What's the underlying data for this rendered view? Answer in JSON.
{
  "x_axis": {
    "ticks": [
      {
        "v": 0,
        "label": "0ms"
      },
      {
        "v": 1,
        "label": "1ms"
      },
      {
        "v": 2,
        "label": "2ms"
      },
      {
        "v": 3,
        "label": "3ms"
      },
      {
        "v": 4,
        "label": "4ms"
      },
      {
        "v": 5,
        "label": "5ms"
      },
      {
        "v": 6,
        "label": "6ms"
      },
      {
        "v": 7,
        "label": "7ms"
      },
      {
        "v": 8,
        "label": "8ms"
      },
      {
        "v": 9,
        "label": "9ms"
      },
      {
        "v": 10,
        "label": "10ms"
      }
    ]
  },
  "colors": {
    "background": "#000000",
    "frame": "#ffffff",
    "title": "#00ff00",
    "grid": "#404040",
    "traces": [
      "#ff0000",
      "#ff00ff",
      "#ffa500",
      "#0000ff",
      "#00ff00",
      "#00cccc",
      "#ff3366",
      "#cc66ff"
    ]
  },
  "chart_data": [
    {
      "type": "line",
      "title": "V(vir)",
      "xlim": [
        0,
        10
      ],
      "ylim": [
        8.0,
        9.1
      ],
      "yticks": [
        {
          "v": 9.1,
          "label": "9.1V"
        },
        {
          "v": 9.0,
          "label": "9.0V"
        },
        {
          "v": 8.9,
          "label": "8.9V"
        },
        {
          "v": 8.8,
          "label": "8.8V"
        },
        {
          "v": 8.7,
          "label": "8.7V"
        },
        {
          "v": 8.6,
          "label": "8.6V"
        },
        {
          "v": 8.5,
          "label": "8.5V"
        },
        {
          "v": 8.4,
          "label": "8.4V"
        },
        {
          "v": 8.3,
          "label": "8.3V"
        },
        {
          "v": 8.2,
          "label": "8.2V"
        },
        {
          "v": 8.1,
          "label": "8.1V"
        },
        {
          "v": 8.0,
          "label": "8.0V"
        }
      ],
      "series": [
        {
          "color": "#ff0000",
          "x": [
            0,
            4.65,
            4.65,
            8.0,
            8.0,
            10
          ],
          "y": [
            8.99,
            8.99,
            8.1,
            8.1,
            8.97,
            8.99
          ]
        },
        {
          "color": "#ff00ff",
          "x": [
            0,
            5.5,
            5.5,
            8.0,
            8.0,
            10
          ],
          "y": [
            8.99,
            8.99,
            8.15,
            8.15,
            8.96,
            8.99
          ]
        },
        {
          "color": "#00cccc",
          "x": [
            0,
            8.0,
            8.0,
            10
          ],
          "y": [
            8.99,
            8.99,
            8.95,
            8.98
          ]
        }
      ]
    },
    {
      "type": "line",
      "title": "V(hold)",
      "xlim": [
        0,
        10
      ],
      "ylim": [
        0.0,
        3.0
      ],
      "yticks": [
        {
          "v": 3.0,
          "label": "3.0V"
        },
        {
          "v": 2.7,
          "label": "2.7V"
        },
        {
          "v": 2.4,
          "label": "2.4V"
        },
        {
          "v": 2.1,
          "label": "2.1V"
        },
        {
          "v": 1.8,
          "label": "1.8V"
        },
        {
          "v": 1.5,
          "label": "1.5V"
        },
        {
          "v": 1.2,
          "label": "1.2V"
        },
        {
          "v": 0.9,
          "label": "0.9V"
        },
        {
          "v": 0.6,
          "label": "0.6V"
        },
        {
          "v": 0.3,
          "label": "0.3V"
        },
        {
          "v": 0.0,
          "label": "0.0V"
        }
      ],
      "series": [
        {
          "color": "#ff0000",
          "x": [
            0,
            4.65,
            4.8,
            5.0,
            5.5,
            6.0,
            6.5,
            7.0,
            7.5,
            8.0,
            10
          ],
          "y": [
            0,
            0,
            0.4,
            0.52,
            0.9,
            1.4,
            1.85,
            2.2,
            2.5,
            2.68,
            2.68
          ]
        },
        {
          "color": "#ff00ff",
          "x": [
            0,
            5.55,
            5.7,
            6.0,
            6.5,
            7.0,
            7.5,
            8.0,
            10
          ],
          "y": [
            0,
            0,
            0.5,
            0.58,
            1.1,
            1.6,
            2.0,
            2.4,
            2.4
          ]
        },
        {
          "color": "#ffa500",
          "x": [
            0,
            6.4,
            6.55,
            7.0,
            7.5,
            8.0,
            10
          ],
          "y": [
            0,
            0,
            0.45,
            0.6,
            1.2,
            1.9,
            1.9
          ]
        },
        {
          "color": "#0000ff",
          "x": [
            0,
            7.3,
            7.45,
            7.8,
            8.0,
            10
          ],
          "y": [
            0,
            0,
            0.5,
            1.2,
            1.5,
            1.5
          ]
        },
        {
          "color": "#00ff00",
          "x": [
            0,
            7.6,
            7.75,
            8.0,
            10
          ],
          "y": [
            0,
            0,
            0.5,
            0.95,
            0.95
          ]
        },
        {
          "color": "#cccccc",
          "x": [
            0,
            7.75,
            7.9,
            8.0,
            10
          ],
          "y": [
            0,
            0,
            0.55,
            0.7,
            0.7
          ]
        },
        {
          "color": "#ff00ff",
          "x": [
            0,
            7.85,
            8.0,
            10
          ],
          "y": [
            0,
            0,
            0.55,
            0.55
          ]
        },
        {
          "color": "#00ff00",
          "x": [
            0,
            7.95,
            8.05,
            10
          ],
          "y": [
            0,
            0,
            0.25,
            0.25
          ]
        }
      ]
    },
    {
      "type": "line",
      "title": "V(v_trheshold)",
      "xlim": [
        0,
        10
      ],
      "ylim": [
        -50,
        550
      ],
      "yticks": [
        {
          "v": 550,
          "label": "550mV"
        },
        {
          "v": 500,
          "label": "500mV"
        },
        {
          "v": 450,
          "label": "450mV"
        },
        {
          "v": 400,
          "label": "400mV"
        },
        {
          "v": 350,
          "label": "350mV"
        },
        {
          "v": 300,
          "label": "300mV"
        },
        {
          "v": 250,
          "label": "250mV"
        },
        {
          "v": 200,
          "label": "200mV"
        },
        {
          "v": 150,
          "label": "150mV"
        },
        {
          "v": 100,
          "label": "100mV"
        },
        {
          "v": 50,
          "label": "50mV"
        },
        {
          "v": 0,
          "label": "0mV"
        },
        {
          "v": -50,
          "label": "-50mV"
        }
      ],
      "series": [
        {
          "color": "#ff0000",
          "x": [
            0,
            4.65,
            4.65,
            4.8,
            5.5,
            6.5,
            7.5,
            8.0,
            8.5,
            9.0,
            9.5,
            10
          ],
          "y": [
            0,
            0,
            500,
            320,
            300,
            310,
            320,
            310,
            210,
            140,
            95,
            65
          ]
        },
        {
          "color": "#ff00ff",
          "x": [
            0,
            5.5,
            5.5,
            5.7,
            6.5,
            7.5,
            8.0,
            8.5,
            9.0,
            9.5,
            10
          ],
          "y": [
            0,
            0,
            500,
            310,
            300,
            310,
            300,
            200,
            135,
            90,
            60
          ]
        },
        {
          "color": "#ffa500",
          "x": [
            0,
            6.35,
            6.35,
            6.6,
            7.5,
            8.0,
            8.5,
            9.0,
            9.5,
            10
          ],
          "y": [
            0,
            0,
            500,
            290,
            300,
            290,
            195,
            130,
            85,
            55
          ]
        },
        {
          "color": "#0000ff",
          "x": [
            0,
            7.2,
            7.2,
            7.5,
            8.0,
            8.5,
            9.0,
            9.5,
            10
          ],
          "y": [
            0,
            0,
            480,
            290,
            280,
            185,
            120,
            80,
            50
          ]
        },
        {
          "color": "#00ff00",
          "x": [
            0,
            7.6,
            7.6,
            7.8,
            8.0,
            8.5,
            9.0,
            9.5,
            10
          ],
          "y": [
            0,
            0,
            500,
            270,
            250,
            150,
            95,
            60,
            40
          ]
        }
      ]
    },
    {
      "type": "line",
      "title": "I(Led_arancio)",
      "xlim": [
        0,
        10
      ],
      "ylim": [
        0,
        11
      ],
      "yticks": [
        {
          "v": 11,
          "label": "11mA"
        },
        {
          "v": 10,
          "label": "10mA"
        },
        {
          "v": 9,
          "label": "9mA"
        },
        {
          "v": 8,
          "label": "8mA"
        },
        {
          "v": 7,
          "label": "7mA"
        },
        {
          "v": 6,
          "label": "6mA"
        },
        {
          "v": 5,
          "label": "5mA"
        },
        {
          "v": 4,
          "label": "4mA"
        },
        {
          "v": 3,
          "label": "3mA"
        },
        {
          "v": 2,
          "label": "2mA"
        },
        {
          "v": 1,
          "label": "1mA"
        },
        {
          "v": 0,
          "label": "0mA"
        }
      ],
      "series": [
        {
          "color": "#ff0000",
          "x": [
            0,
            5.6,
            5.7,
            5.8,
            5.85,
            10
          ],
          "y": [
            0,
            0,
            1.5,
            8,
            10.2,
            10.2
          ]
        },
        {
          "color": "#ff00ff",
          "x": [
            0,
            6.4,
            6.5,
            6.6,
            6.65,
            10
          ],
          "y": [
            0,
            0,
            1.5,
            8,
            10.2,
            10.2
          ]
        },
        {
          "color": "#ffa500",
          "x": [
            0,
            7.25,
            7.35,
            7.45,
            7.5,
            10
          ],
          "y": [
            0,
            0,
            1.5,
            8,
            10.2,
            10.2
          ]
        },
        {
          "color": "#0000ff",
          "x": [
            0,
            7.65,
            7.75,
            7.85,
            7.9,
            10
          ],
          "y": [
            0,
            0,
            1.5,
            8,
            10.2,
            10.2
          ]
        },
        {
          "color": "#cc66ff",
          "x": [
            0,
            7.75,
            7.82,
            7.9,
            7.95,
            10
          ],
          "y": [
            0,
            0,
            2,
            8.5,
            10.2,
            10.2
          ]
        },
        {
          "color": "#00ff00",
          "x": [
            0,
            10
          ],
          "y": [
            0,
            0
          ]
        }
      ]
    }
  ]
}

WRITTEN PROBLEM — Count each line with "title" in it and report that figure by itself.

ANSWER TO THE EXERCISE — 5